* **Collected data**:

Start

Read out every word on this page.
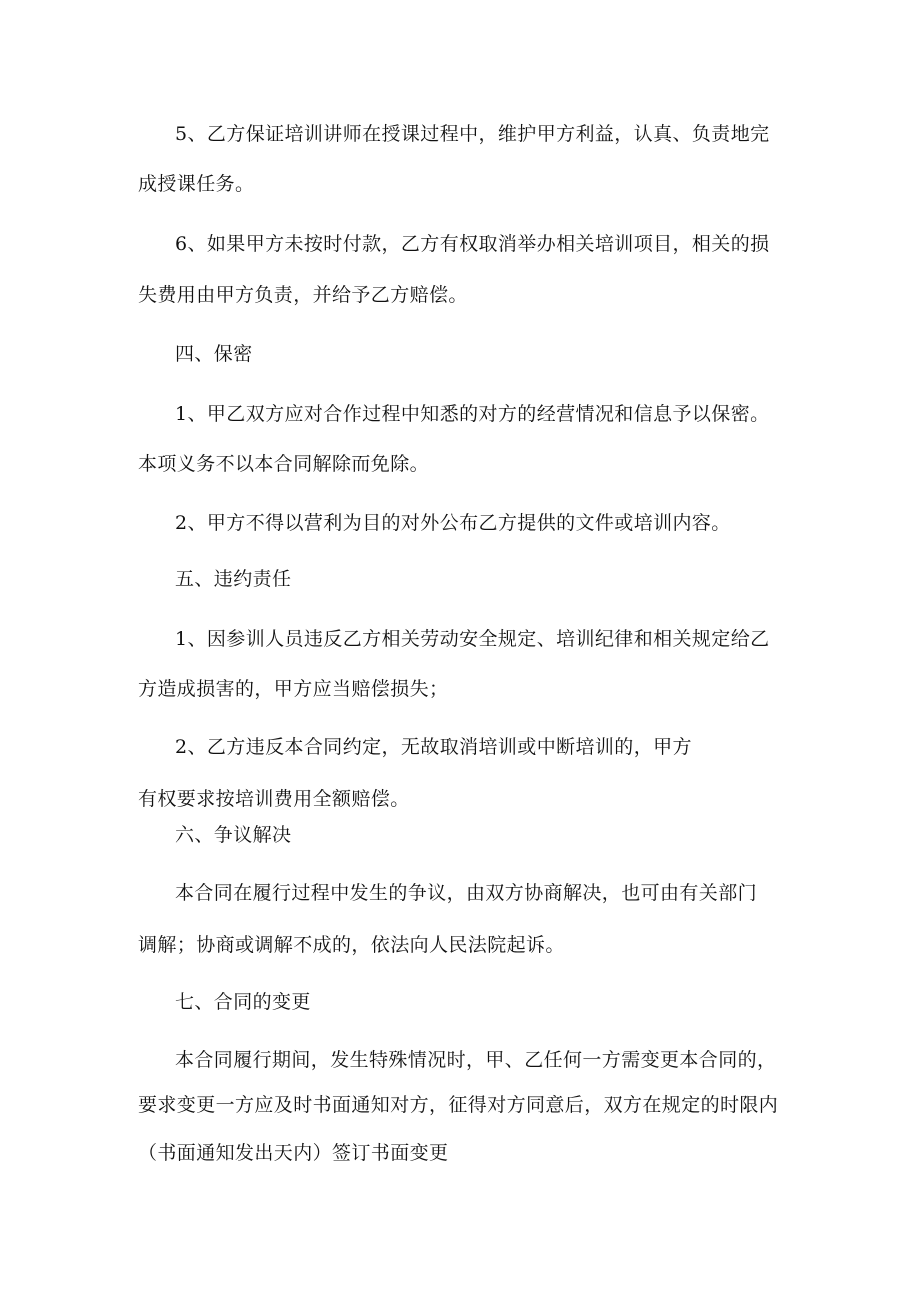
5、乙方保证培训讲师在授课过程中，维护甲方利益，认真、负责地完
成授课任务。
6、如果甲方未按时付款，乙方有权取消举办相关培训项目，相关的损
失费用由甲方负责，并给予乙方赔偿。
四、保密
1、甲乙双方应对合作过程中知悉的对方的经营情况和信息予以保密。
本项义务不以本合同解除而免除。
2、甲方不得以营利为目的对外公布乙方提供的文件或培训内容。
五、违约责任
1、因参训人员违反乙方相关劳动安全规定、培训纪律和相关规定给乙
方造成损害的，甲方应当赔偿损失；
2、乙方违反本合同约定，无故取消培训或中断培训的，甲方
有权要求按培训费用全额赔偿。
六、争议解决
本合同在履行过程中发生的争议，由双方协商解决，也可由有关部门
调解；协商或调解不成的，依法向人民法院起诉。
七、合同的变更
本合同履行期间，发生特殊情况时，甲、乙任何一方需变更本合同的，
要求变更一方应及时书面通知对方，征得对方同意后，双方在规定的时限内
（书面通知发出天内）签订书面变更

End

* **TO DO**:
Omit the pictures and give the material again, exactly and in full.

* **RESPONSE TO THIS EXERCISE**:
Read out every word on this page.
5、乙方保证培训讲师在授课过程中，维护甲方利益，认真、负责地完
成授课任务。
6、如果甲方未按时付款，乙方有权取消举办相关培训项目，相关的损
失费用由甲方负责，并给予乙方赔偿。
四、保密
1、甲乙双方应对合作过程中知悉的对方的经营情况和信息予以保密。
本项义务不以本合同解除而免除。
2、甲方不得以营利为目的对外公布乙方提供的文件或培训内容。
五、违约责任
1、因参训人员违反乙方相关劳动安全规定、培训纪律和相关规定给乙
方造成损害的，甲方应当赔偿损失；
2、乙方违反本合同约定，无故取消培训或中断培训的，甲方
有权要求按培训费用全额赔偿。
六、争议解决
本合同在履行过程中发生的争议，由双方协商解决，也可由有关部门
调解；协商或调解不成的，依法向人民法院起诉。
七、合同的变更
本合同履行期间，发生特殊情况时，甲、乙任何一方需变更本合同的，
要求变更一方应及时书面通知对方，征得对方同意后，双方在规定的时限内
（书面通知发出天内）签订书面变更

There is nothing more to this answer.